** BEGIN Material provided **

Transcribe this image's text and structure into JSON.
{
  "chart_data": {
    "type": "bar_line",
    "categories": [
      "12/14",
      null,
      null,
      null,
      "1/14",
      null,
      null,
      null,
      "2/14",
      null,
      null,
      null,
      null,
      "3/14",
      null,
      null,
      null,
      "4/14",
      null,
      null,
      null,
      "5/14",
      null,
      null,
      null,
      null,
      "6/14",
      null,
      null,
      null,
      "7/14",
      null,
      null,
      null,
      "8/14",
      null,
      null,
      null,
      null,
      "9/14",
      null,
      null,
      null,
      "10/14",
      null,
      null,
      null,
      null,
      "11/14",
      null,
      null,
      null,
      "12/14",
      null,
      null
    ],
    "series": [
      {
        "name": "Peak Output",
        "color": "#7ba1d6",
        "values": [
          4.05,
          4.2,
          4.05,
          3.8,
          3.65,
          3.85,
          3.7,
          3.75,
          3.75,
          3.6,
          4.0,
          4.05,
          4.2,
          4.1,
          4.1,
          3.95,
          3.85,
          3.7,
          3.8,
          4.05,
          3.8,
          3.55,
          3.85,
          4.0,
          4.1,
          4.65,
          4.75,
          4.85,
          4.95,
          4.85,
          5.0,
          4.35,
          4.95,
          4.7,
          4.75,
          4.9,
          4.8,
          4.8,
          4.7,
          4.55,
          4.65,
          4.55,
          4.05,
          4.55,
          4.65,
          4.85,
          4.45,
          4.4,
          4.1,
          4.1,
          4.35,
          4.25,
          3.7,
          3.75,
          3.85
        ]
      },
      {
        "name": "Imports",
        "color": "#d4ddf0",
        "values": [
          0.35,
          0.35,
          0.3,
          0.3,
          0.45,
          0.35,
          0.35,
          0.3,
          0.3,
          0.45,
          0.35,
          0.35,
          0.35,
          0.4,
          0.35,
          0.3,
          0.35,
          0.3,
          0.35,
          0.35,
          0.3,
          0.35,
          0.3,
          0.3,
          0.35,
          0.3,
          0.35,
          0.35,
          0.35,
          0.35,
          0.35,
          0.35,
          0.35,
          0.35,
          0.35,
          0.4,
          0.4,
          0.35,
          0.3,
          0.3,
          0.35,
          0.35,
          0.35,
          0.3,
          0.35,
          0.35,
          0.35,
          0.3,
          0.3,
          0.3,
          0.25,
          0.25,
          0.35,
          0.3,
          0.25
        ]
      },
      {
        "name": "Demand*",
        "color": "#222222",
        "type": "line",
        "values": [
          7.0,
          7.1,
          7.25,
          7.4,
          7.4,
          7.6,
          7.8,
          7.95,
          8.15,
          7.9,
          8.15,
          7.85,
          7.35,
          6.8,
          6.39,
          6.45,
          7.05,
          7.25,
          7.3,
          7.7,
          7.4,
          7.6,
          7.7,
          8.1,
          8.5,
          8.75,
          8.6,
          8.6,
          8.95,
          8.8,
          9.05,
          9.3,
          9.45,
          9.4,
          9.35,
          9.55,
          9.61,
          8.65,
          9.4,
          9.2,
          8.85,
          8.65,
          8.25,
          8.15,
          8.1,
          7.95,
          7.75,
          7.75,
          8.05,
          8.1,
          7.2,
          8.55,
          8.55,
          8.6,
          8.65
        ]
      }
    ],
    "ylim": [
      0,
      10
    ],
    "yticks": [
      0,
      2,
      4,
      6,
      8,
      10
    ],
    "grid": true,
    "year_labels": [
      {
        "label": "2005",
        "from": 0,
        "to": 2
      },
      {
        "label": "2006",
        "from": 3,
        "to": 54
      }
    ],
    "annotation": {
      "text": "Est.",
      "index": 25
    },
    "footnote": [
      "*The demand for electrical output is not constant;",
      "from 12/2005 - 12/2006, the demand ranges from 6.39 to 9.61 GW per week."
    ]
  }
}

** END Material provided **

Every line of the data above should be copied exactly.

Transcribe this image's text and structure into JSON.
{
  "chart_data": {
    "type": "bar_line",
    "categories": [
      "12/14",
      null,
      null,
      null,
      "1/14",
      null,
      null,
      null,
      "2/14",
      null,
      null,
      null,
      null,
      "3/14",
      null,
      null,
      null,
      "4/14",
      null,
      null,
      null,
      "5/14",
      null,
      null,
      null,
      null,
      "6/14",
      null,
      null,
      null,
      "7/14",
      null,
      null,
      null,
      "8/14",
      null,
      null,
      null,
      null,
      "9/14",
      null,
      null,
      null,
      "10/14",
      null,
      null,
      null,
      null,
      "11/14",
      null,
      null,
      null,
      "12/14",
      null,
      null
    ],
    "series": [
      {
        "name": "Peak Output",
        "color": "#7ba1d6",
        "values": [
          4.05,
          4.2,
          4.05,
          3.8,
          3.65,
          3.85,
          3.7,
          3.75,
          3.75,
          3.6,
          4.0,
          4.05,
          4.2,
          4.1,
          4.1,
          3.95,
          3.85,
          3.7,
          3.8,
          4.05,
          3.8,
          3.55,
          3.85,
          4.0,
          4.1,
          4.65,
          4.75,
          4.85,
          4.95,
          4.85,
          5.0,
          4.35,
          4.95,
          4.7,
          4.75,
          4.9,
          4.8,
          4.8,
          4.7,
          4.55,
          4.65,
          4.55,
          4.05,
          4.55,
          4.65,
          4.85,
          4.45,
          4.4,
          4.1,
          4.1,
          4.35,
          4.25,
          3.7,
          3.75,
          3.85
        ]
      },
      {
        "name": "Imports",
        "color": "#d4ddf0",
        "values": [
          0.35,
          0.35,
          0.3,
          0.3,
          0.45,
          0.35,
          0.35,
          0.3,
          0.3,
          0.45,
          0.35,
          0.35,
          0.35,
          0.4,
          0.35,
          0.3,
          0.35,
          0.3,
          0.35,
          0.35,
          0.3,
          0.35,
          0.3,
          0.3,
          0.35,
          0.3,
          0.35,
          0.35,
          0.35,
          0.35,
          0.35,
          0.35,
          0.35,
          0.35,
          0.35,
          0.4,
          0.4,
          0.35,
          0.3,
          0.3,
          0.35,
          0.35,
          0.35,
          0.3,
          0.35,
          0.35,
          0.35,
          0.3,
          0.3,
          0.3,
          0.25,
          0.25,
          0.35,
          0.3,
          0.25
        ]
      },
      {
        "name": "Demand*",
        "color": "#222222",
        "type": "line",
        "values": [
          7.0,
          7.1,
          7.25,
          7.4,
          7.4,
          7.6,
          7.8,
          7.95,
          8.15,
          7.9,
          8.15,
          7.85,
          7.35,
          6.8,
          6.39,
          6.45,
          7.05,
          7.25,
          7.3,
          7.7,
          7.4,
          7.6,
          7.7,
          8.1,
          8.5,
          8.75,
          8.6,
          8.6,
          8.95,
          8.8,
          9.05,
          9.3,
          9.45,
          9.4,
          9.35,
          9.55,
          9.61,
          8.65,
          9.4,
          9.2,
          8.85,
          8.65,
          8.25,
          8.15,
          8.1,
          7.95,
          7.75,
          7.75,
          8.05,
          8.1,
          7.2,
          8.55,
          8.55,
          8.6,
          8.65
        ]
      }
    ],
    "ylim": [
      0,
      10
    ],
    "yticks": [
      0,
      2,
      4,
      6,
      8,
      10
    ],
    "grid": true,
    "year_labels": [
      {
        "label": "2005",
        "from": 0,
        "to": 2
      },
      {
        "label": "2006",
        "from": 3,
        "to": 54
      }
    ],
    "annotation": {
      "text": "Est.",
      "index": 25
    },
    "footnote": [
      "*The demand for electrical output is not constant;",
      "from 12/2005 - 12/2006, the demand ranges from 6.39 to 9.61 GW per week."
    ]
  }
}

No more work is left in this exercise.